PROMPT: With the pictures omitted, write out the entries that follow exactly as they stand.

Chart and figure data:
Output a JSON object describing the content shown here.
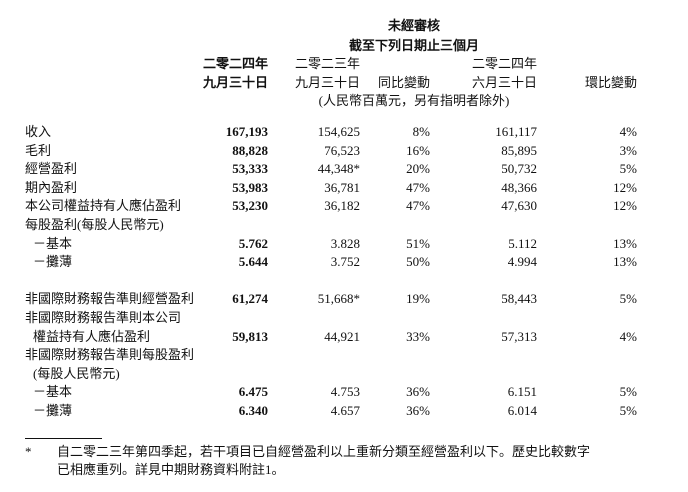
{
  "header": {
    "unaudited": "未經審核",
    "period": "截至下列日期止三個月",
    "col1_year": "二零二四年",
    "col1_date": "九月三十日",
    "col2_year": "二零二三年",
    "col2_date": "九月三十日",
    "col3": "同比變動",
    "col4_year": "二零二四年",
    "col4_date": "六月三十日",
    "col5": "環比變動",
    "unit": "(人民幣百萬元，另有指明者除外)"
  },
  "rows": [
    {
      "label": "收入",
      "v": [
        "167,193",
        "154,625",
        "8%",
        "161,117",
        "4%"
      ]
    },
    {
      "label": "毛利",
      "v": [
        "88,828",
        "76,523",
        "16%",
        "85,895",
        "3%"
      ]
    },
    {
      "label": "經營盈利",
      "v": [
        "53,333",
        "44,348*",
        "20%",
        "50,732",
        "5%"
      ]
    },
    {
      "label": "期內盈利",
      "v": [
        "53,983",
        "36,781",
        "47%",
        "48,366",
        "12%"
      ]
    },
    {
      "label": "本公司權益持有人應佔盈利",
      "v": [
        "53,230",
        "36,182",
        "47%",
        "47,630",
        "12%"
      ]
    },
    {
      "label": "每股盈利(每股人民幣元)",
      "v": []
    },
    {
      "label": "－基本",
      "indent": true,
      "v": [
        "5.762",
        "3.828",
        "51%",
        "5.112",
        "13%"
      ]
    },
    {
      "label": "－攤薄",
      "indent": true,
      "v": [
        "5.644",
        "3.752",
        "50%",
        "4.994",
        "13%"
      ]
    },
    {
      "gap": true,
      "label": "非國際財務報告準則經營盈利",
      "v": [
        "61,274",
        "51,668*",
        "19%",
        "58,443",
        "5%"
      ]
    },
    {
      "label": "非國際財務報告準則本公司",
      "v": []
    },
    {
      "label": "權益持有人應佔盈利",
      "indent": true,
      "v": [
        "59,813",
        "44,921",
        "33%",
        "57,313",
        "4%"
      ]
    },
    {
      "label": "非國際財務報告準則每股盈利",
      "v": []
    },
    {
      "label": "(每股人民幣元)",
      "indent": true,
      "v": []
    },
    {
      "label": "－基本",
      "indent": true,
      "v": [
        "6.475",
        "4.753",
        "36%",
        "6.151",
        "5%"
      ]
    },
    {
      "label": "－攤薄",
      "indent": true,
      "v": [
        "6.340",
        "4.657",
        "36%",
        "6.014",
        "5%"
      ]
    }
  ],
  "footnote": {
    "marker": "*",
    "line1": "自二零二三年第四季起，若干項目已自經營盈利以上重新分類至經營盈利以下。歷史比較數字",
    "line2": "已相應重列。詳見中期財務資料附註1。"
  }
}
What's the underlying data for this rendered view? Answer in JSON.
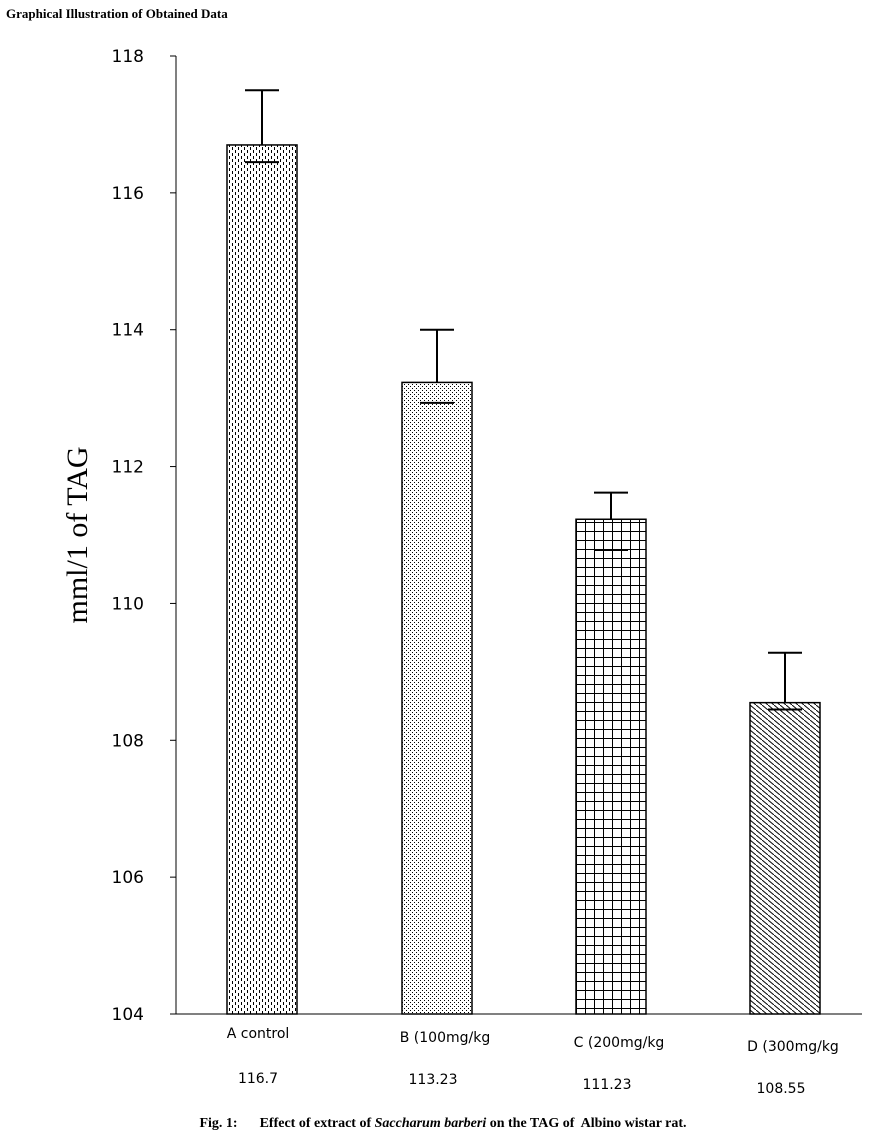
{
  "heading": "Graphical Illustration of Obtained Data",
  "caption": {
    "fig_label": "Fig. 1:",
    "text_before": "Effect of extract of ",
    "text_italic": "Saccharum barberi",
    "text_after": " on the TAG of  Albino wistar rat."
  },
  "chart_data": {
    "type": "bar",
    "ylabel": "mml/1 of TAG",
    "xlabel": "",
    "ylim": [
      104,
      118
    ],
    "yticks": [
      104,
      106,
      108,
      110,
      112,
      114,
      116,
      118
    ],
    "categories": [
      "A control",
      "B (100mg/kg",
      "C (200mg/kg",
      "D (300mg/kg"
    ],
    "value_labels": [
      "116.7",
      "113.23",
      "111.23",
      "108.55"
    ],
    "values": [
      116.7,
      113.23,
      111.23,
      108.55
    ],
    "error_upper": [
      117.5,
      114.0,
      111.62,
      109.28
    ],
    "error_lower": [
      116.45,
      112.93,
      110.78,
      108.45
    ],
    "patterns": [
      "vertical-dashes",
      "fine-dots",
      "grid",
      "diagonal-hatch"
    ],
    "grid": false,
    "legend": "none"
  }
}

THE RESPONSE:
Output a JSON object describing the content shown here.
{
  "header": {
    "unaudited": "未經審核",
    "period": "截至下列日期止三個月",
    "col1_year": "二零二四年",
    "col1_date": "九月三十日",
    "col2_year": "二零二三年",
    "col2_date": "九月三十日",
    "col3": "同比變動",
    "col4_year": "二零二四年",
    "col4_date": "六月三十日",
    "col5": "環比變動",
    "unit": "(人民幣百萬元，另有指明者除外)"
  },
  "rows": [
    {
      "label": "收入",
      "v": [
        "167,193",
        "154,625",
        "8%",
        "161,117",
        "4%"
      ]
    },
    {
      "label": "毛利",
      "v": [
        "88,828",
        "76,523",
        "16%",
        "85,895",
        "3%"
      ]
    },
    {
      "label": "經營盈利",
      "v": [
        "53,333",
        "44,348*",
        "20%",
        "50,732",
        "5%"
      ]
    },
    {
      "label": "期內盈利",
      "v": [
        "53,983",
        "36,781",
        "47%",
        "48,366",
        "12%"
      ]
    },
    {
      "label": "本公司權益持有人應佔盈利",
      "v": [
        "53,230",
        "36,182",
        "47%",
        "47,630",
        "12%"
      ]
    },
    {
      "label": "每股盈利(每股人民幣元)",
      "v": []
    },
    {
      "label": "－基本",
      "indent": true,
      "v": [
        "5.762",
        "3.828",
        "51%",
        "5.112",
        "13%"
      ]
    },
    {
      "label": "－攤薄",
      "indent": true,
      "v": [
        "5.644",
        "3.752",
        "50%",
        "4.994",
        "13%"
      ]
    },
    {
      "gap": true,
      "label": "非國際財務報告準則經營盈利",
      "v": [
        "61,274",
        "51,668*",
        "19%",
        "58,443",
        "5%"
      ]
    },
    {
      "label": "非國際財務報告準則本公司",
      "v": []
    },
    {
      "label": "權益持有人應佔盈利",
      "indent": true,
      "v": [
        "59,813",
        "44,921",
        "33%",
        "57,313",
        "4%"
      ]
    },
    {
      "label": "非國際財務報告準則每股盈利",
      "v": []
    },
    {
      "label": "(每股人民幣元)",
      "indent": true,
      "v": []
    },
    {
      "label": "－基本",
      "indent": true,
      "v": [
        "6.475",
        "4.753",
        "36%",
        "6.151",
        "5%"
      ]
    },
    {
      "label": "－攤薄",
      "indent": true,
      "v": [
        "6.340",
        "4.657",
        "36%",
        "6.014",
        "5%"
      ]
    }
  ],
  "footnote": {
    "marker": "*",
    "line1": "自二零二三年第四季起，若干項目已自經營盈利以上重新分類至經營盈利以下。歷史比較數字",
    "line2": "已相應重列。詳見中期財務資料附註1。"
  }
}
What's the underlying data for this rendered view? Answer in JSON.
{
  "heading": "Graphical Illustration of Obtained Data",
  "caption": {
    "fig_label": "Fig. 1:",
    "text_before": "Effect of extract of ",
    "text_italic": "Saccharum barberi",
    "text_after": " on the TAG of  Albino wistar rat."
  },
  "chart_data": {
    "type": "bar",
    "ylabel": "mml/1 of TAG",
    "xlabel": "",
    "ylim": [
      104,
      118
    ],
    "yticks": [
      104,
      106,
      108,
      110,
      112,
      114,
      116,
      118
    ],
    "categories": [
      "A control",
      "B (100mg/kg",
      "C (200mg/kg",
      "D (300mg/kg"
    ],
    "value_labels": [
      "116.7",
      "113.23",
      "111.23",
      "108.55"
    ],
    "values": [
      116.7,
      113.23,
      111.23,
      108.55
    ],
    "error_upper": [
      117.5,
      114.0,
      111.62,
      109.28
    ],
    "error_lower": [
      116.45,
      112.93,
      110.78,
      108.45
    ],
    "patterns": [
      "vertical-dashes",
      "fine-dots",
      "grid",
      "diagonal-hatch"
    ],
    "grid": false,
    "legend": "none"
  }
}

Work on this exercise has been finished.